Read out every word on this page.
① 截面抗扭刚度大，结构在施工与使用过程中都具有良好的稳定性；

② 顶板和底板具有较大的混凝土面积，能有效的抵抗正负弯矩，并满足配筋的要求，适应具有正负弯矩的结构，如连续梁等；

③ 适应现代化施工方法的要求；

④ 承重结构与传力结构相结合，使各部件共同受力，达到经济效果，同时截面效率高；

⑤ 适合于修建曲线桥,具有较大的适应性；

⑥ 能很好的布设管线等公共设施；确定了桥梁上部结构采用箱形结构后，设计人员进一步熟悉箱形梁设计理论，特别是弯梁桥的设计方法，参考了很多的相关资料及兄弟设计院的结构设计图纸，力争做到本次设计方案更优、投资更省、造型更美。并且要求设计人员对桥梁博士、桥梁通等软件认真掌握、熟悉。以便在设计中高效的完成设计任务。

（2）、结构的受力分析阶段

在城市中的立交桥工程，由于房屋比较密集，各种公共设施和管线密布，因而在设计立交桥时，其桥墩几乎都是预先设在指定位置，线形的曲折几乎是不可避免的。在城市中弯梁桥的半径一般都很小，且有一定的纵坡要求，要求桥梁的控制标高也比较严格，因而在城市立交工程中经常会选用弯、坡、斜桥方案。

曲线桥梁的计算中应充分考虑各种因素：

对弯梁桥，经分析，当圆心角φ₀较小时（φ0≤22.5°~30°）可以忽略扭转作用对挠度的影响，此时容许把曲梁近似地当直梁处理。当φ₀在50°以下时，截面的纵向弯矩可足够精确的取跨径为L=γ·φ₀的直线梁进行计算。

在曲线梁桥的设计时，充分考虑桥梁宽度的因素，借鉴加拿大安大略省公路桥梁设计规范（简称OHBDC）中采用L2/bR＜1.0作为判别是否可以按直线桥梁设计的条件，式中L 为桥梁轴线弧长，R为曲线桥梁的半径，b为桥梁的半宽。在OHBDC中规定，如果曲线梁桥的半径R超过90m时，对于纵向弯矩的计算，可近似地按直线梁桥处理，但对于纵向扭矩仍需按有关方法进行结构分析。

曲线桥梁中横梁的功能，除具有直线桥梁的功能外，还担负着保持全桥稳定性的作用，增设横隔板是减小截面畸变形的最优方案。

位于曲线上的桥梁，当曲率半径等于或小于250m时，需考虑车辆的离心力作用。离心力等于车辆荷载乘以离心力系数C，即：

◆ **GOAL**: Write out every entry above, word for word.

◆ **ANSWER BELOW**:
Read out every word on this page.
① 截面抗扭刚度大，结构在施工与使用过程中都具有良好的稳定性；

② 顶板和底板具有较大的混凝土面积，能有效的抵抗正负弯矩，并满足配筋的要求，适应具有正负弯矩的结构，如连续梁等；

③ 适应现代化施工方法的要求；

④ 承重结构与传力结构相结合，使各部件共同受力，达到经济效果，同时截面效率高；

⑤ 适合于修建曲线桥,具有较大的适应性；

⑥ 能很好的布设管线等公共设施；确定了桥梁上部结构采用箱形结构后，设计人员进一步熟悉箱形梁设计理论，特别是弯梁桥的设计方法，参考了很多的相关资料及兄弟设计院的结构设计图纸，力争做到本次设计方案更优、投资更省、造型更美。并且要求设计人员对桥梁博士、桥梁通等软件认真掌握、熟悉。以便在设计中高效的完成设计任务。

（2）、结构的受力分析阶段

在城市中的立交桥工程，由于房屋比较密集，各种公共设施和管线密布，因而在设计立交桥时，其桥墩几乎都是预先设在指定位置，线形的曲折几乎是不可避免的。在城市中弯梁桥的半径一般都很小，且有一定的纵坡要求，要求桥梁的控制标高也比较严格，因而在城市立交工程中经常会选用弯、坡、斜桥方案。

曲线桥梁的计算中应充分考虑各种因素：

对弯梁桥，经分析，当圆心角φ₀较小时（φ0≤22.5°~30°）可以忽略扭转作用对挠度的影响，此时容许把曲梁近似地当直梁处理。当φ₀在50°以下时，截面的纵向弯矩可足够精确的取跨径为L=γ·φ₀的直线梁进行计算。

在曲线梁桥的设计时，充分考虑桥梁宽度的因素，借鉴加拿大安大略省公路桥梁设计规范（简称OHBDC）中采用L2/bR＜1.0作为判别是否可以按直线桥梁设计的条件，式中L 为桥梁轴线弧长，R为曲线桥梁的半径，b为桥梁的半宽。在OHBDC中规定，如果曲线梁桥的半径R超过90m时，对于纵向弯矩的计算，可近似地按直线梁桥处理，但对于纵向扭矩仍需按有关方法进行结构分析。

曲线桥梁中横梁的功能，除具有直线桥梁的功能外，还担负着保持全桥稳定性的作用，增设横隔板是减小截面畸变形的最优方案。

位于曲线上的桥梁，当曲率半径等于或小于250m时，需考虑车辆的离心力作用。离心力等于车辆荷载乘以离心力系数C，即：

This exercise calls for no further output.